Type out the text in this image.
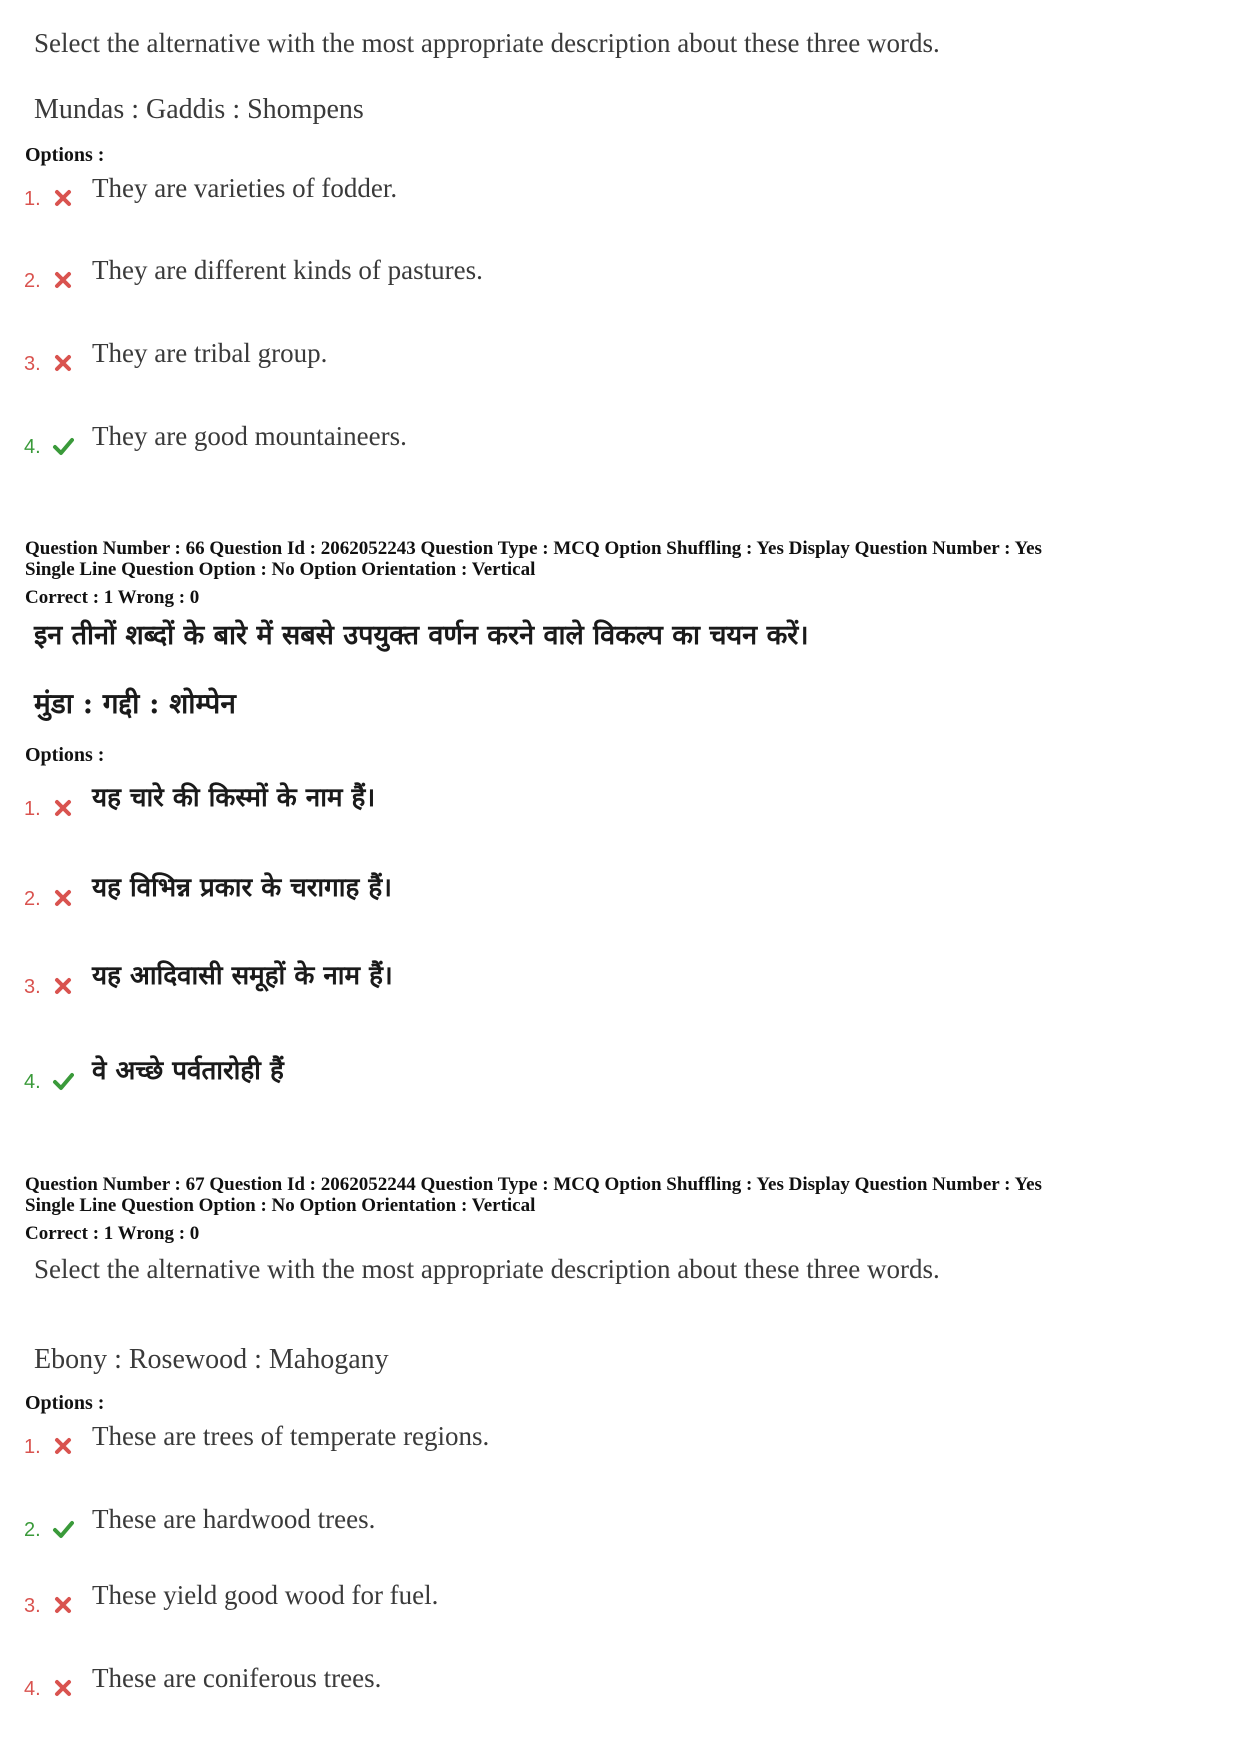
Select the alternative with the most appropriate description about these three words.
Mundas : Gaddis : Shompens
Options :
1. They are varieties of fodder.
2. They are different kinds of pastures.
3. They are tribal group.
4. They are good mountaineers.
Question Number : 66 Question Id : 2062052243 Question Type : MCQ Option Shuffling : Yes Display Question Number : Yes
Single Line Question Option : No Option Orientation : Vertical
Correct : 1 Wrong : 0
इन तीनों शब्दों के बारे में सबसे उपयुक्त वर्णन करने वाले विकल्प का चयन करें।
मुंडा : गद्दी : शोम्पेन
Options :
1. यह चारे की किस्मों के नाम हैं।
2. यह विभिन्न प्रकार के चरागाह हैं।
3. यह आदिवासी समूहों के नाम हैं।
4. वे अच्छे पर्वतारोही हैं
Question Number : 67 Question Id : 2062052244 Question Type : MCQ Option Shuffling : Yes Display Question Number : Yes
Single Line Question Option : No Option Orientation : Vertical
Correct : 1 Wrong : 0
Select the alternative with the most appropriate description about these three words.
Ebony : Rosewood : Mahogany
Options :
1. These are trees of temperate regions.
2. These are hardwood trees.
3. These yield good wood for fuel.
4. These are coniferous trees.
§
▸ Problem statement
Retype each line of the listing above word for word. Exclude the pictures.

▸ Solved exercise
Type out the text in this image.
Select the alternative with the most appropriate description about these three words.
Mundas : Gaddis : Shompens
Options :
1. They are varieties of fodder.
2. They are different kinds of pastures.
3. They are tribal group.
4. They are good mountaineers.
Question Number : 66 Question Id : 2062052243 Question Type : MCQ Option Shuffling : Yes Display Question Number : Yes
Single Line Question Option : No Option Orientation : Vertical
Correct : 1 Wrong : 0
इन तीनों शब्दों के बारे में सबसे उपयुक्त वर्णन करने वाले विकल्प का चयन करें।
मुंडा : गद्दी : शोम्पेन
Options :
1. यह चारे की किस्मों के नाम हैं।
2. यह विभिन्न प्रकार के चरागाह हैं।
3. यह आदिवासी समूहों के नाम हैं।
4. वे अच्छे पर्वतारोही हैं
Question Number : 67 Question Id : 2062052244 Question Type : MCQ Option Shuffling : Yes Display Question Number : Yes
Single Line Question Option : No Option Orientation : Vertical
Correct : 1 Wrong : 0
Select the alternative with the most appropriate description about these three words.
Ebony : Rosewood : Mahogany
Options :
1. These are trees of temperate regions.
2. These are hardwood trees.
3. These yield good wood for fuel.
4. These are coniferous trees.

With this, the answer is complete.